▸ **EXERCISE BRIEF**: Return each line of the listing that contains the string "выплаты".

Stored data
****

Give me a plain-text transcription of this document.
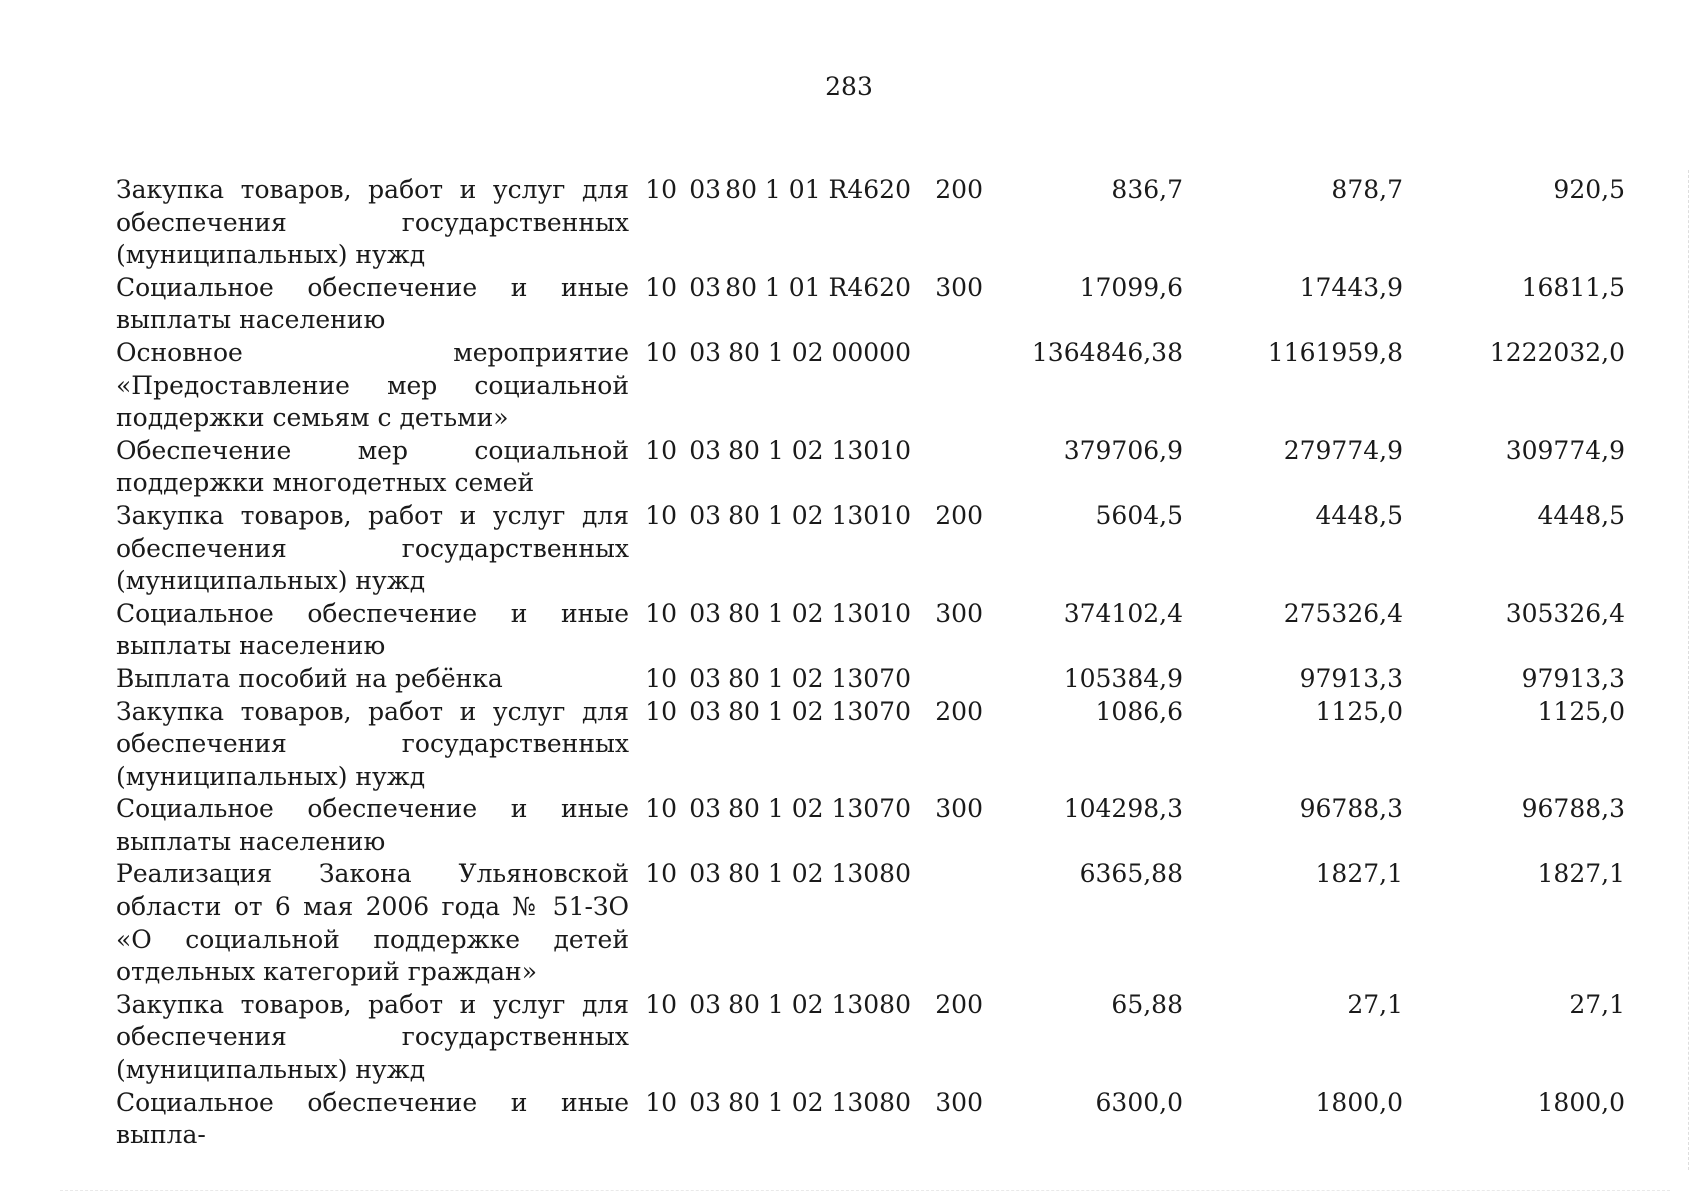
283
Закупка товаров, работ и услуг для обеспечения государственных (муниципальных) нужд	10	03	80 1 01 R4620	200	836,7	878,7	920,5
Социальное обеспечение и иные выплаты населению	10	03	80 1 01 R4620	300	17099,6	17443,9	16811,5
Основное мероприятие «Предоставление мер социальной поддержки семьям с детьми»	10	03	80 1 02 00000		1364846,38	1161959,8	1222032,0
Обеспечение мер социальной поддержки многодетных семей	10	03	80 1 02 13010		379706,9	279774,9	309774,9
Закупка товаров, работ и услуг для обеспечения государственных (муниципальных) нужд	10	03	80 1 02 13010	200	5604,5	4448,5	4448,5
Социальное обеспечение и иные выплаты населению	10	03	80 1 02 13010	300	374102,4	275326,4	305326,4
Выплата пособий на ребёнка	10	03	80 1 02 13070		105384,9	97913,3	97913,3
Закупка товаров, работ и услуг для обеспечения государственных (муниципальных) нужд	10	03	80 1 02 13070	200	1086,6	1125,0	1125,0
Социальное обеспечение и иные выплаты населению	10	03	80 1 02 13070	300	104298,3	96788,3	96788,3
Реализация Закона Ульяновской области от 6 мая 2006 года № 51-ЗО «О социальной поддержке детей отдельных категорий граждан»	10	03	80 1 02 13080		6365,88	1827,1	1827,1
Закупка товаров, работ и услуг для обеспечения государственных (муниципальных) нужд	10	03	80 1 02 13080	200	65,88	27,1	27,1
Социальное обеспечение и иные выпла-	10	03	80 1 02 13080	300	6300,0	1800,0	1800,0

****

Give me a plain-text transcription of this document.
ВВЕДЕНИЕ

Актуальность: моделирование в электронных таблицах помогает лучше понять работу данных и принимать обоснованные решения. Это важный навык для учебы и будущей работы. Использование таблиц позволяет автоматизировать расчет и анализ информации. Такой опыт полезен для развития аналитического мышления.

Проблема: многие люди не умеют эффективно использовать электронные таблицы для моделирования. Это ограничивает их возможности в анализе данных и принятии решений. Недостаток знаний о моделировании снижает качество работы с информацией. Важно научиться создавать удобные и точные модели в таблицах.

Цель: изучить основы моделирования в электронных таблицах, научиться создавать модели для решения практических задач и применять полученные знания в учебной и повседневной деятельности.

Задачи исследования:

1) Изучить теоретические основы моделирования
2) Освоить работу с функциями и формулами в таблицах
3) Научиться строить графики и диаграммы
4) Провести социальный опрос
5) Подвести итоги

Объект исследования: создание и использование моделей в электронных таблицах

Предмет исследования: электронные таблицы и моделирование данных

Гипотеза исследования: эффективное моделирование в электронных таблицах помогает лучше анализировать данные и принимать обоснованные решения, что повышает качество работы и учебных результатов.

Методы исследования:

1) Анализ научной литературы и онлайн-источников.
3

****

▸ **RESPONSE FOR THIS EXERCISE**:
Социальное обеспечение и иные выплаты населению	10	03	80 1 01 R4620	300	17099,6	17443,9	16811,5
Социальное обеспечение и иные выплаты населению	10	03	80 1 02 13010	300	374102,4	275326,4	305326,4
Социальное обеспечение и иные выплаты населению	10	03	80 1 02 13070	300	104298,3	96788,3	96788,3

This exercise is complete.